**Document extract**
-- BEGIN --

She wants perimeter fencing, duress and panic systems, emergency communications systems, metal detectors, sensor systems, emergency tip lines, and "other physical improvements to existing facilities where the primary purpose is to improve school safety."


She wants everything, that is, except making it harder for the shooters to get guns. That is a no-go for her. Nor is Mace addressing anything other than schools. Will she also suggest spending tax dollars to turn churches, mosques, and synagogues into fortresses? How about every supermarket and department store in the country? Sports stadiums? Cultural venues? The absurdity of her position is clear.


The Andrews-Mace contest can be a forum for a spirited discussion of gun reform in the post-Uvalde climate. It will give Andrews the opportunity to disabuse Mace of her simplistic view that the Second Amendment settled the gun issue. Rather, the confusing text of the Second Amendment starts the discussion. No civil liberty is unlimited in scope---not freedom of speech, freedom of assembly, the right to a fair trial, or Fourth Amendment privacy rights. (One wonders how Mace squares privacy rights with her invasive position on abortion.)


Andrews can point Mace to the Supreme Court decision in District of Columbia v. Heller (2008) in which the Court ruled that an individual has a right to obtain a weapon for self-defense, such as in the home. The SCOTUS has never ruled on the legality of possessing assault weapons or large-capacity magazines, or on the freedom to carry a concealed weapon in public, or on most of the contentious questions that swirl around the extent of the Second Amendment.

-- END --

**Data section**
-- BEGIN --

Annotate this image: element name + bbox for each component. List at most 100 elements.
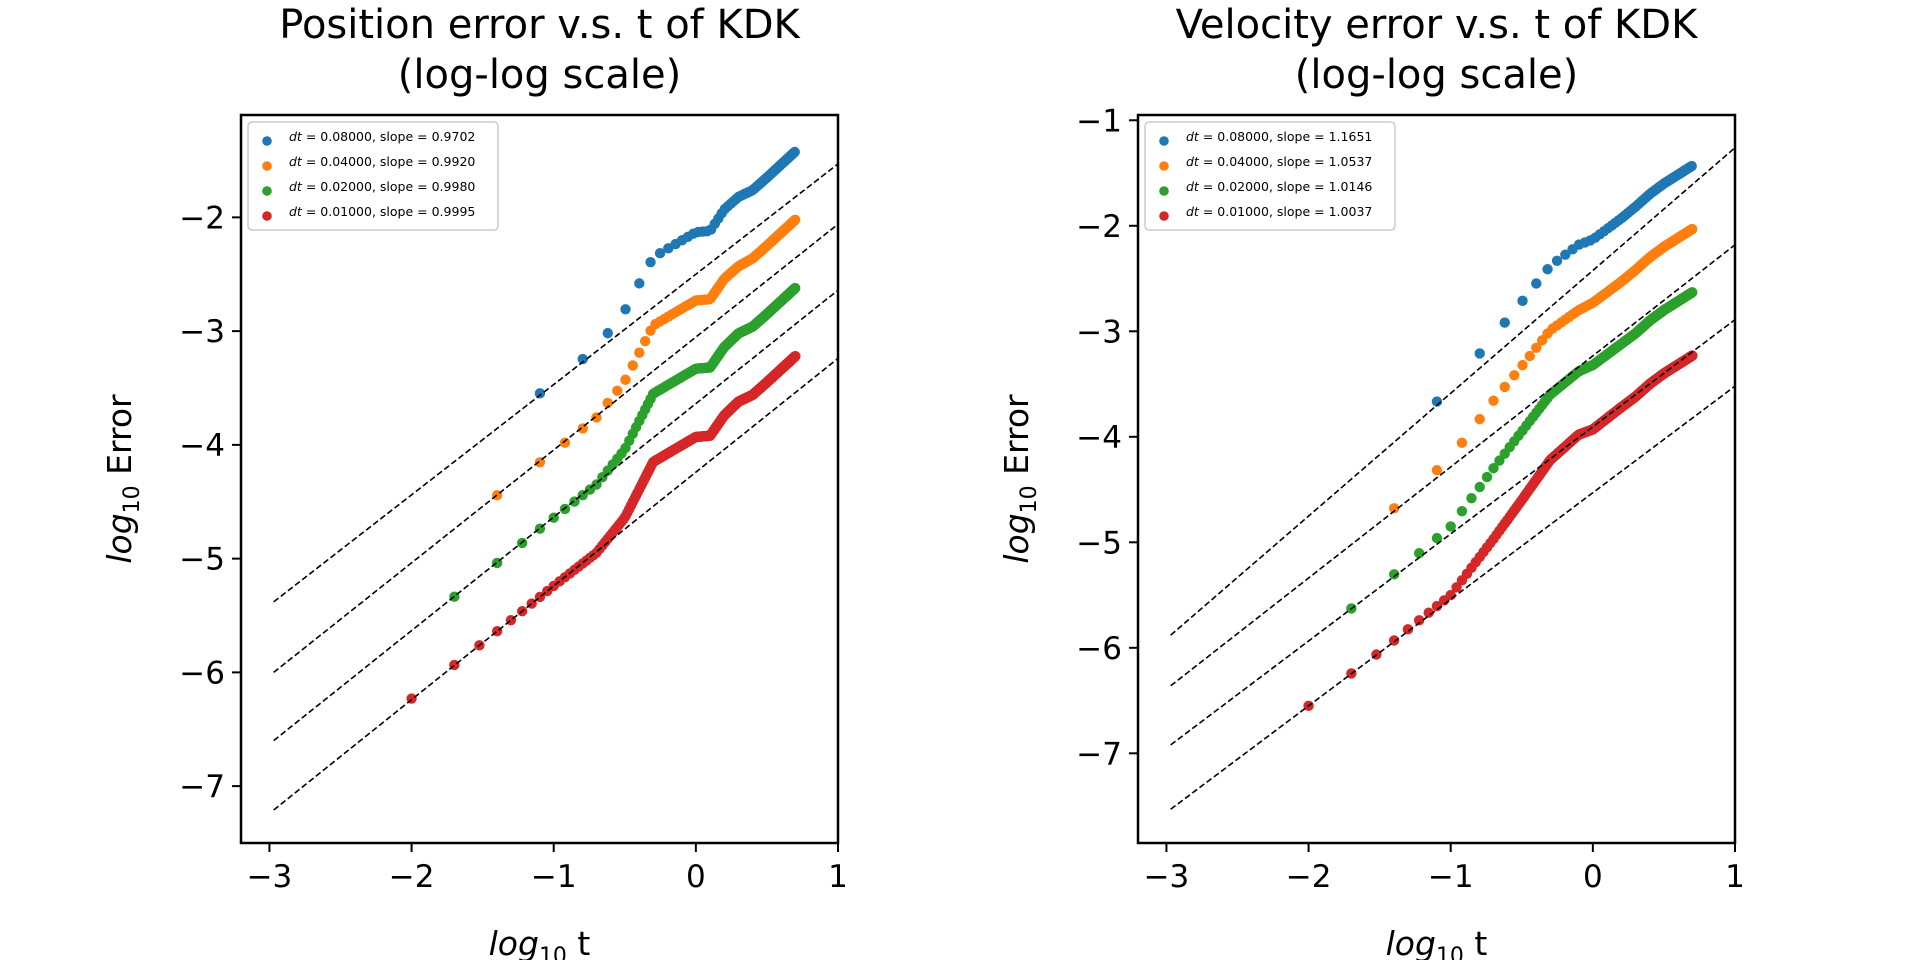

-- END --

**Tasks to perform**
1. List every civil liberty that the gun reform commentary names as not unlimited in scope.
2. Continue the gun reform commentary from its last paragraph, picking up after the sentence about the contentious questions around the extent of the Second Amendment.

**The responses**
1.
- Freedom of speech
- Freedom of assembly
- The right to a fair trial
- Fourth Amendment privacy rights

2.
In fact, the Second Amendment is largely unexplored legal territory, which will be news to Mace.


The SCOTUS will issue an opinion any day that could overturn a New York State law and add fuel to this legal fire. New York has a law that requires a citizen who wants to carry a gun outside the home to demonstrate that he or she has a "proper cause" to carry the weapon, or faces "special danger." The law is being challenged by gun owners who believe such limitations violate the Second Amendment. The Court's decision, whatever it is, will give Andrews another opening to shred Mace's indefensible and illogical position on guns.


Republicans co-opted the phrase "Right to Life" to spearhead their campaign to end a woman's right to choose. Now Democrats should co-opt the phrase "A Right to Live" in arguing for sensible gun control. Uvalde has changed the discussion, and not in Mace's favor.